- Record list -
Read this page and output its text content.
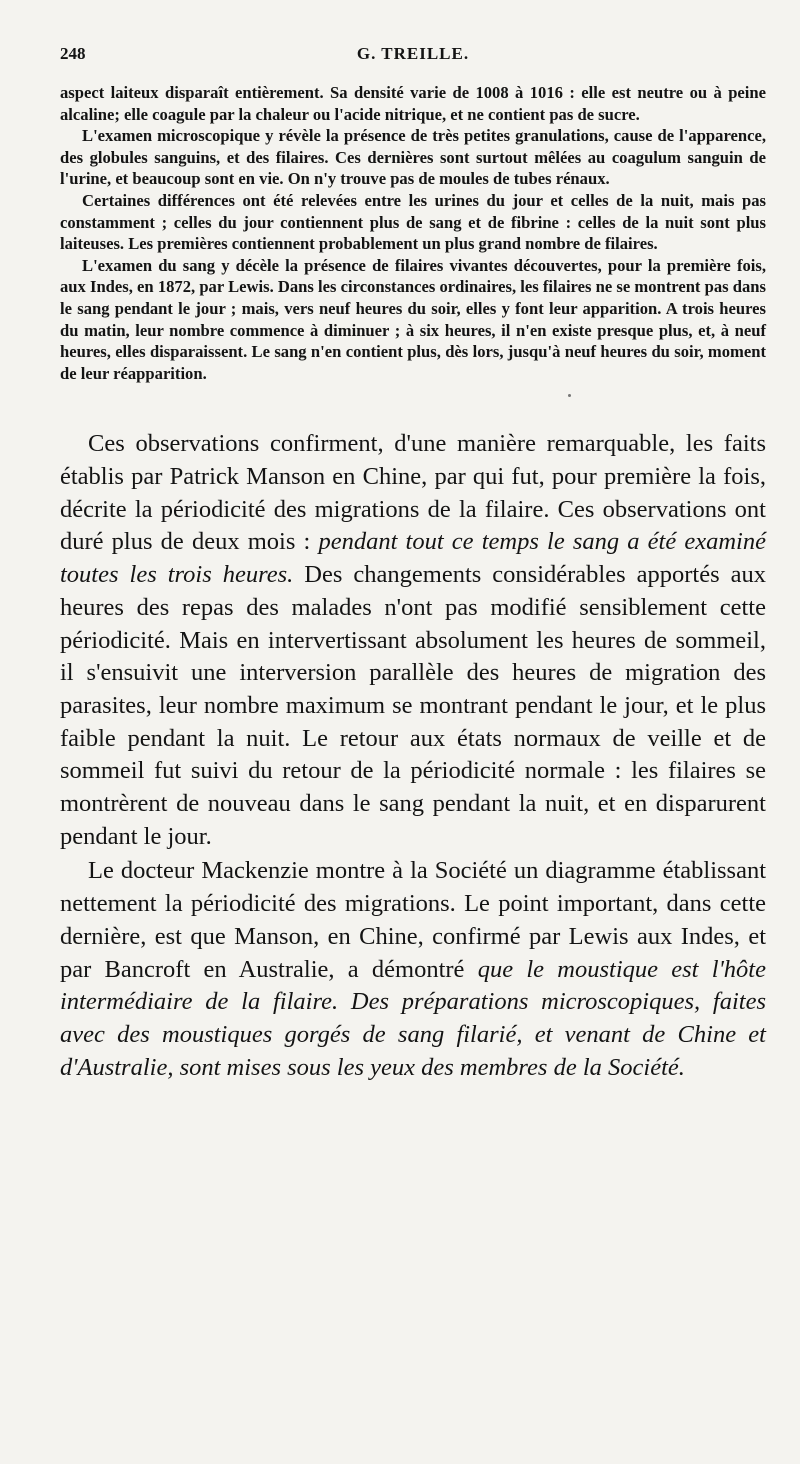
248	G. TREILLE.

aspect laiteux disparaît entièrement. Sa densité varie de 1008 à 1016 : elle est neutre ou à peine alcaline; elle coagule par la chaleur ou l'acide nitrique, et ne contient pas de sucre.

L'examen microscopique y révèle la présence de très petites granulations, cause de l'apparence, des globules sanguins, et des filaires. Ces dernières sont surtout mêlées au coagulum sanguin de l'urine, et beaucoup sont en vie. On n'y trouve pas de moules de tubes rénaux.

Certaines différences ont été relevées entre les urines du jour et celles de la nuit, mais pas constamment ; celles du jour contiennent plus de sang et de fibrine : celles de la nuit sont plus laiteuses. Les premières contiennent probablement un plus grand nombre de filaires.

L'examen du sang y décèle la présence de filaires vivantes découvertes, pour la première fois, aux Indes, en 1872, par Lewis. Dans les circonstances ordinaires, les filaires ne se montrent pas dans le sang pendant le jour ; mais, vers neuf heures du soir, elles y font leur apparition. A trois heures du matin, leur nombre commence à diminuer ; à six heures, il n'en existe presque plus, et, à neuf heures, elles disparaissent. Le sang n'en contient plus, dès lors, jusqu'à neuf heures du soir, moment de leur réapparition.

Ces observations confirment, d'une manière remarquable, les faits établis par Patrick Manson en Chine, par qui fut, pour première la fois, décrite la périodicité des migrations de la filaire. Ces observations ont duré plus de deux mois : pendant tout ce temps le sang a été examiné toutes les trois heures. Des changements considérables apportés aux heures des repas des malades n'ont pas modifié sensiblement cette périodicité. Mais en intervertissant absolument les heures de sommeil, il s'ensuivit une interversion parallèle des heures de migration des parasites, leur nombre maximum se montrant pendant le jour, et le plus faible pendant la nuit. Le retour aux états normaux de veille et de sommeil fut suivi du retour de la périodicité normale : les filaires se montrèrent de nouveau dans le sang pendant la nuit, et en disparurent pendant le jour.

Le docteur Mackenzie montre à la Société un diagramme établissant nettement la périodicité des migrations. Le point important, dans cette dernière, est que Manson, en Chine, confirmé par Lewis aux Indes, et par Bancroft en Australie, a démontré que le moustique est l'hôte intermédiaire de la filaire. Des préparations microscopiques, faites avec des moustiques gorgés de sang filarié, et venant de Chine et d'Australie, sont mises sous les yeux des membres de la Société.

---

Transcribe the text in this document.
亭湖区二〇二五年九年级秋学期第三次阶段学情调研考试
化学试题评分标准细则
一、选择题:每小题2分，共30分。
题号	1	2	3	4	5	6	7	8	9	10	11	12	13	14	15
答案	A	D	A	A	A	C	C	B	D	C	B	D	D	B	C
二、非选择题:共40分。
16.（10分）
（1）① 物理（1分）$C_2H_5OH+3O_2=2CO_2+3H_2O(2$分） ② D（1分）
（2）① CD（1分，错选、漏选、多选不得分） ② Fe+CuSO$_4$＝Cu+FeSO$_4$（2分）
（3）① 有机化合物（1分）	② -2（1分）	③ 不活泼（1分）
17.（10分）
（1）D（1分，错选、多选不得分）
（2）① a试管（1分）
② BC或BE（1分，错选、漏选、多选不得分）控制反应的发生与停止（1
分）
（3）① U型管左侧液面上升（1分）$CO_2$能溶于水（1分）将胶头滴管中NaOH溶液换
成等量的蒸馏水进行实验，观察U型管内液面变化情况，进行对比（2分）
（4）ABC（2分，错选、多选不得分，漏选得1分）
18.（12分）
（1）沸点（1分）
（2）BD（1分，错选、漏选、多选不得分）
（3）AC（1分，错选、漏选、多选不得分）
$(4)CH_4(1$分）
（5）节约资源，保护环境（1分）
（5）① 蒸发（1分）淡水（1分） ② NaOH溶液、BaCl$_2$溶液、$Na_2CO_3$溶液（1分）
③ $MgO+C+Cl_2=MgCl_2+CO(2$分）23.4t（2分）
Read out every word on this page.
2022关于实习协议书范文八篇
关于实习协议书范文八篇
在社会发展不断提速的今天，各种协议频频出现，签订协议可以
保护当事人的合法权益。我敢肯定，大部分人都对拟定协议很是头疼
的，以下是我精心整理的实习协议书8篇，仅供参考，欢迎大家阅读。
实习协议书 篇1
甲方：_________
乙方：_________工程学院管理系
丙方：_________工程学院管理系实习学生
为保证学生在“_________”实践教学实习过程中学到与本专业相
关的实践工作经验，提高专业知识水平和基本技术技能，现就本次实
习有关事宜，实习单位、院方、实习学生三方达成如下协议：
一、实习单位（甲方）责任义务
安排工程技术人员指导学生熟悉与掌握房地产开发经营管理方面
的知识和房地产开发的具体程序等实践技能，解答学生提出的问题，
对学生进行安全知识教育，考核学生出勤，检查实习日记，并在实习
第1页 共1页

- Requirements -
Say how many lines in the records above hold "this", and give no other text.

- Response below -
3